Gesù ripete anche a noi per la seconda volta quel saluto colmo di benedizione, colmo di vita.
E la vita, per essere vissuta veramente, deve essere condivisa. Perché è giusto e sacrosanto desiderare rivedere amici e conoscenti, e forse anche quei parenti così significativi per noi. Allora accogliamo anche noi quel saluto così profondo che ci è dato adesso: Pace a voi. Quella parola non è semplicemente tranquillizzante, ma, passando attraverso i secoli e i millenni, viene a me ora e si realizza.
Diventa fonte di grazia anche per tutti coloro che incontro.
Se quindi ci interessa trovare un nuovo senso alla nostra vita, qualunque sia la situazione che stiamo vivendo, possiamo venire ricreati e diventare uomo o donna nuova. Perché quel soffio dello Spirito dopo il saluto di pace di Gesù ci riporta a quando Dio soffia nelle narici della sua prima creatura, Adamo, nel giardino descritto nel libro della Genesi. E quando vedo il nostro campo coltivato vicino alla chiesetta, fino a pochi anni fa terreno di coltivazione intensiva, scorgo tutta la bellezza dei germogli di tante pianticelle diverse tra loro che fanno capolino tra l’erba. Ogni anno nuove.
Ma come faccio ad avere una vita nuova, a rinascere? Come chiede anche Nicodemo a Gesù? “Posso forse entrare una seconda volta nel grembo di mia madre e rinascere?”. Dobbiamo considerare che non è solo il corpo a determinare la mia persona ma anche quanto abita nel mio cuore che è ancora più importante perché influenza le mie emozioni, i sentimenti, le scelte. È lì che avviene il miracolo di una vita nuova. Ed è esperienza possibile a tutti, giovani, vecchi, ricchi, poveri… in base a quell’esperienza possiamo liberare coloro che sono schiavi di una lettura puramente carnale della vita che impedisce la vita nuova. Chi si lascerà liberare sarà perdonato e gli altri resteranno vittime della loro chiusura.
Solo così si diventa contagiosi di una positività di vita, anche verso chi è diverso da noi. Persino verso chi appartiene a un’altra religione. Penso alle tante nostre conoscenti islamiche che in questo periodo stanno vivendo il Ramadan per avere un controllo sull’istinto della fame e della sete, per essere libere a orientare il cuore alla preghiera, all’incontro con Dio. Qui si sentono comprese, desiderose di condividere anche con noi quel cibo serale che segna il termine della rinuncia. Con molto rispetto per la nostra fede si trova un punto d’incontro nell’accoglienza dell’altro, oltre le paure e i pregiudizi.
Ogni giorno resto nell’attesa di vedere il campo fiorito, i bambini accolti con le loro mamme che giocano nel verde e i profumi della nostra cucina professionale diffusi nell’aria a segnare un nuovo inizio, una vita nuova che ci attende sempre anche dopo una grande fatica come quella della pandemia. Semplicemente posso assicurare anche per esperienza che a Dio tutto è possibile.

DATI FORNITI
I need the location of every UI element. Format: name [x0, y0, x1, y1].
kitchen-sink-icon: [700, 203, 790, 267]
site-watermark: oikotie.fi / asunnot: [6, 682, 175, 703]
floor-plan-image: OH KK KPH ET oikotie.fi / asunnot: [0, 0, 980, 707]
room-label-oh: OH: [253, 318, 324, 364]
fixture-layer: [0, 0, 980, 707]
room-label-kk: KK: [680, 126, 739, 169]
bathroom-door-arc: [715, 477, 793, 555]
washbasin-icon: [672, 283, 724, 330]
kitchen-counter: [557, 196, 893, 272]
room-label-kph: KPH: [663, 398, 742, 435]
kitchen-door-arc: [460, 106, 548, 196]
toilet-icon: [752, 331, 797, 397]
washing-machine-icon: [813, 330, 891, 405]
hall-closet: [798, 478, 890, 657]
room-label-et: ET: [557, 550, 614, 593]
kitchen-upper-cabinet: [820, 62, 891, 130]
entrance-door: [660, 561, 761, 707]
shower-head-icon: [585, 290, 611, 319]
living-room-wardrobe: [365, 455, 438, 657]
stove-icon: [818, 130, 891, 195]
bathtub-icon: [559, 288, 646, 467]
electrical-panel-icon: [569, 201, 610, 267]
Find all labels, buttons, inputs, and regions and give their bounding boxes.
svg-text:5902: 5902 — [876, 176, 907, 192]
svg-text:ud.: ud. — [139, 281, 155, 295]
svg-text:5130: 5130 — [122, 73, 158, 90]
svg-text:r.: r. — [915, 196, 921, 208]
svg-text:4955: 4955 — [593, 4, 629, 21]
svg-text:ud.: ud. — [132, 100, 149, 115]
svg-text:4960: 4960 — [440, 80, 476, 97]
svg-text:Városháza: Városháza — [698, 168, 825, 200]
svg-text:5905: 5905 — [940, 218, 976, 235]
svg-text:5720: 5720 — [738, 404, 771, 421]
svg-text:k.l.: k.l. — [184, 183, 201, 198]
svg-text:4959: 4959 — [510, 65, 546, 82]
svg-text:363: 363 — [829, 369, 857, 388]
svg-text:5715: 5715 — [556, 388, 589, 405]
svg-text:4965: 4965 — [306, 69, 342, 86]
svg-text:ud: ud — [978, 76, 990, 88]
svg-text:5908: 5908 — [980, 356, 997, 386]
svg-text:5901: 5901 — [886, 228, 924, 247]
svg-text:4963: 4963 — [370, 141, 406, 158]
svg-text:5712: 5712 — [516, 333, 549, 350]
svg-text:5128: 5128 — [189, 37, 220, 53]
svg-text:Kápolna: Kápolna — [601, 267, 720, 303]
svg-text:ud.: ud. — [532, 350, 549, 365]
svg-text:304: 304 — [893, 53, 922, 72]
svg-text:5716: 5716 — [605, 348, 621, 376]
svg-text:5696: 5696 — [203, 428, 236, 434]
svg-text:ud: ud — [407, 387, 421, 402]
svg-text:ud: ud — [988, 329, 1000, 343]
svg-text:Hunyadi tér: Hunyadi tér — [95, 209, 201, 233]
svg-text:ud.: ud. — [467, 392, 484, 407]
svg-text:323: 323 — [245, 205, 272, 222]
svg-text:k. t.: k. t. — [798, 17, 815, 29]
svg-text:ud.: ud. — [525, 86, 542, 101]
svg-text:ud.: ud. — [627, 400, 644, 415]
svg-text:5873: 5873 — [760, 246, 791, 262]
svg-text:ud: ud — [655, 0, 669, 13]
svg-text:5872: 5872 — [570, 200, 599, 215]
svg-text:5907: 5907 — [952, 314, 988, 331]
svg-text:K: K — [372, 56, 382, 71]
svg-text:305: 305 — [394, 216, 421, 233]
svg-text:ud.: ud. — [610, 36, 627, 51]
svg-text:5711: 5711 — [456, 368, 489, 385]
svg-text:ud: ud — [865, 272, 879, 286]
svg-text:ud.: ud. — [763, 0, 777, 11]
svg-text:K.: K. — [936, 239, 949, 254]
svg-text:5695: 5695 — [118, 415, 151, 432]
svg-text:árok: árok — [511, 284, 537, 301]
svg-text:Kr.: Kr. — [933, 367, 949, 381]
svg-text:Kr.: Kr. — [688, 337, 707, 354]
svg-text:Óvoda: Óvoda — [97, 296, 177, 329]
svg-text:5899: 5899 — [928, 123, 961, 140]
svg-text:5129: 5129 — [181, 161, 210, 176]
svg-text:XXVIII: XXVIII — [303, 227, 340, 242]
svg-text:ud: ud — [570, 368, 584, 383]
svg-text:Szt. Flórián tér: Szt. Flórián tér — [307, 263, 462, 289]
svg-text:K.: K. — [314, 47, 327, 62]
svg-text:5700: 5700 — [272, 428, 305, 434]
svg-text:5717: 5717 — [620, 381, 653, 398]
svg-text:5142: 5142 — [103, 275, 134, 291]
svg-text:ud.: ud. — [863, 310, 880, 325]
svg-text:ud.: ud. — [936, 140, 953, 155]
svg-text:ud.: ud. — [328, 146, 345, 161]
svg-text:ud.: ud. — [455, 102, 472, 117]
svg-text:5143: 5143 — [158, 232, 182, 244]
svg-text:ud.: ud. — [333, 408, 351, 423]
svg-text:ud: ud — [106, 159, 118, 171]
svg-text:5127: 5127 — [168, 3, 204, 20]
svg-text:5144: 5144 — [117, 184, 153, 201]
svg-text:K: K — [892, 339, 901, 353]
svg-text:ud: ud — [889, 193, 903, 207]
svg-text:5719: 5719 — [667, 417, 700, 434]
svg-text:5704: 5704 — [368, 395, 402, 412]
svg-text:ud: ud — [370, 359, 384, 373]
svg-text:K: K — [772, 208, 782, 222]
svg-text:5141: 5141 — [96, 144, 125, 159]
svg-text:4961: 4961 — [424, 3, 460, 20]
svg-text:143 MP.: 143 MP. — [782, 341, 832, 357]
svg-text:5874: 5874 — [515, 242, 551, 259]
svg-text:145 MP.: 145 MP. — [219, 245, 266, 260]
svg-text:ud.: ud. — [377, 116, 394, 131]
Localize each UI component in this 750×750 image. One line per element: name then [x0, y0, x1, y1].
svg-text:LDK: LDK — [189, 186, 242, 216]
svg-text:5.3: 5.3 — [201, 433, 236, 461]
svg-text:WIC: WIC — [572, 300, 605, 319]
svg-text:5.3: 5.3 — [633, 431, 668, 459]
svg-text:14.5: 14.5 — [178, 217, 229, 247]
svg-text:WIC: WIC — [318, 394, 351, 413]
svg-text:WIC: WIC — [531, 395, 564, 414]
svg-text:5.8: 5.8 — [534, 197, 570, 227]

ELENCO ATTIVITÀ
1/ Trascrivi senza modifiche la parte del brano che va da "Solo così si" a "e i pregiudizi.".
2/ Riassumi in due frasi la riflessione sulla vita nuova.

RISPOSTE PER NUMERO
1/
Solo così si diventa contagiosi di una positività di vita, anche verso chi è diverso da noi. Persino verso chi appartiene a un’altra religione. Penso alle tante nostre conoscenti islamiche che in questo periodo stanno vivendo il Ramadan per avere un controllo sull’istinto della fame e della sete, per essere libere a orientare il cuore alla preghiera, all’incontro con Dio. Qui si sentono comprese, desiderose di condividere anche con noi quel cibo serale che segna il termine della rinuncia. Con molto rispetto per la nostra fede si trova un punto d’incontro nell’accoglienza dell’altro, oltre le paure e i pregiudizi.

2/ Il saluto di pace di Gesù e il soffio dello Spirito permettono a tutti, qualunque sia la loro situazione, di venire ricreati, perché il miracolo di una vita nuova avviene nel cuore. Chi vive questa rinascita diventa contagioso di una positività di vita anche verso chi è diverso, come le conoscenti islamiche che vivono il Ramadan, e una vita nuova attende sempre, anche dopo la fatica della pandemia, perché a Dio tutto è possibile.